What to do
Every entry needs to be printed exactly, please.

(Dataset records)
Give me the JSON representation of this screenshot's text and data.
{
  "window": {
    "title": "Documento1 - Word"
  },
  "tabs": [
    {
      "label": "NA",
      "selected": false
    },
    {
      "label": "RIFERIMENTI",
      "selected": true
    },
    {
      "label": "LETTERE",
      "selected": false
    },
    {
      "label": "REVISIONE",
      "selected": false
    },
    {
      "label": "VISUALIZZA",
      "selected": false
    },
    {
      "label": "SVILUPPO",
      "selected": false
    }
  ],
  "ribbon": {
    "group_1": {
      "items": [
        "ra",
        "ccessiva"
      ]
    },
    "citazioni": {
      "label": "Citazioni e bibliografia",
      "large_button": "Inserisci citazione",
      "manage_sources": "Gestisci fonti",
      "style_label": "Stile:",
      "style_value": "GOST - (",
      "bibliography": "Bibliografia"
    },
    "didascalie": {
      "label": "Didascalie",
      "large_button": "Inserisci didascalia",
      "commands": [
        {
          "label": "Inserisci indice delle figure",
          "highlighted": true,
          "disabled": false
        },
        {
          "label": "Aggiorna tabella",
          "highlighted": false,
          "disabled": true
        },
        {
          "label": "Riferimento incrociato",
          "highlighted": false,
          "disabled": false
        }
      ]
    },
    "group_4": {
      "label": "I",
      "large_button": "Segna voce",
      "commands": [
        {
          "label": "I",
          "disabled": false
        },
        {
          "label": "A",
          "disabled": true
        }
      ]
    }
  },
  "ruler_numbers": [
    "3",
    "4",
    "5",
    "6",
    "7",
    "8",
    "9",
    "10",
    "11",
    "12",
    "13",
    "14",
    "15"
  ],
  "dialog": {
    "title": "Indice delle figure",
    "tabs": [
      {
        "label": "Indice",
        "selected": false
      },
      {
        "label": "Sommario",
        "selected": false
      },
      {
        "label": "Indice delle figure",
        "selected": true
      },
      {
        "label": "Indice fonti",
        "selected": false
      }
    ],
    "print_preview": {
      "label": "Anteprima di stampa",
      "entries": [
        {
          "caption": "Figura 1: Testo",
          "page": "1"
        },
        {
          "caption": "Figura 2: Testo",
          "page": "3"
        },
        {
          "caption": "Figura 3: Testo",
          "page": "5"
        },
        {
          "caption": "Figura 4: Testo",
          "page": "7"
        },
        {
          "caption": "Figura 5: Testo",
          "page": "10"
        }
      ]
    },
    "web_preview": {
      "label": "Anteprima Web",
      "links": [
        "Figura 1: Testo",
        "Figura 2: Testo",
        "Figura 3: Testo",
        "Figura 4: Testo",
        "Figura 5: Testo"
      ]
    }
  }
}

Written reply
Give me the JSON representation of this screenshot's text and data.
{
  "window": {
    "title": "Documento1 - Word"
  },
  "tabs": [
    {
      "label": "NA",
      "selected": false
    },
    {
      "label": "RIFERIMENTI",
      "selected": true
    },
    {
      "label": "LETTERE",
      "selected": false
    },
    {
      "label": "REVISIONE",
      "selected": false
    },
    {
      "label": "VISUALIZZA",
      "selected": false
    },
    {
      "label": "SVILUPPO",
      "selected": false
    }
  ],
  "ribbon": {
    "group_1": {
      "items": [
        "ra",
        "ccessiva"
      ]
    },
    "citazioni": {
      "label": "Citazioni e bibliografia",
      "large_button": "Inserisci citazione",
      "manage_sources": "Gestisci fonti",
      "style_label": "Stile:",
      "style_value": "GOST - (",
      "bibliography": "Bibliografia"
    },
    "didascalie": {
      "label": "Didascalie",
      "large_button": "Inserisci didascalia",
      "commands": [
        {
          "label": "Inserisci indice delle figure",
          "highlighted": true,
          "disabled": false
        },
        {
          "label": "Aggiorna tabella",
          "highlighted": false,
          "disabled": true
        },
        {
          "label": "Riferimento incrociato",
          "highlighted": false,
          "disabled": false
        }
      ]
    },
    "group_4": {
      "label": "I",
      "large_button": "Segna voce",
      "commands": [
        {
          "label": "I",
          "disabled": false
        },
        {
          "label": "A",
          "disabled": true
        }
      ]
    }
  },
  "ruler_numbers": [
    "3",
    "4",
    "5",
    "6",
    "7",
    "8",
    "9",
    "10",
    "11",
    "12",
    "13",
    "14",
    "15"
  ],
  "dialog": {
    "title": "Indice delle figure",
    "tabs": [
      {
        "label": "Indice",
        "selected": false
      },
      {
        "label": "Sommario",
        "selected": false
      },
      {
        "label": "Indice delle figure",
        "selected": true
      },
      {
        "label": "Indice fonti",
        "selected": false
      }
    ],
    "print_preview": {
      "label": "Anteprima di stampa",
      "entries": [
        {
          "caption": "Figura 1: Testo",
          "page": "1"
        },
        {
          "caption": "Figura 2: Testo",
          "page": "3"
        },
        {
          "caption": "Figura 3: Testo",
          "page": "5"
        },
        {
          "caption": "Figura 4: Testo",
          "page": "7"
        },
        {
          "caption": "Figura 5: Testo",
          "page": "10"
        }
      ]
    },
    "web_preview": {
      "label": "Anteprima Web",
      "links": [
        "Figura 1: Testo",
        "Figura 2: Testo",
        "Figura 3: Testo",
        "Figura 4: Testo",
        "Figura 5: Testo"
      ]
    }
  }
}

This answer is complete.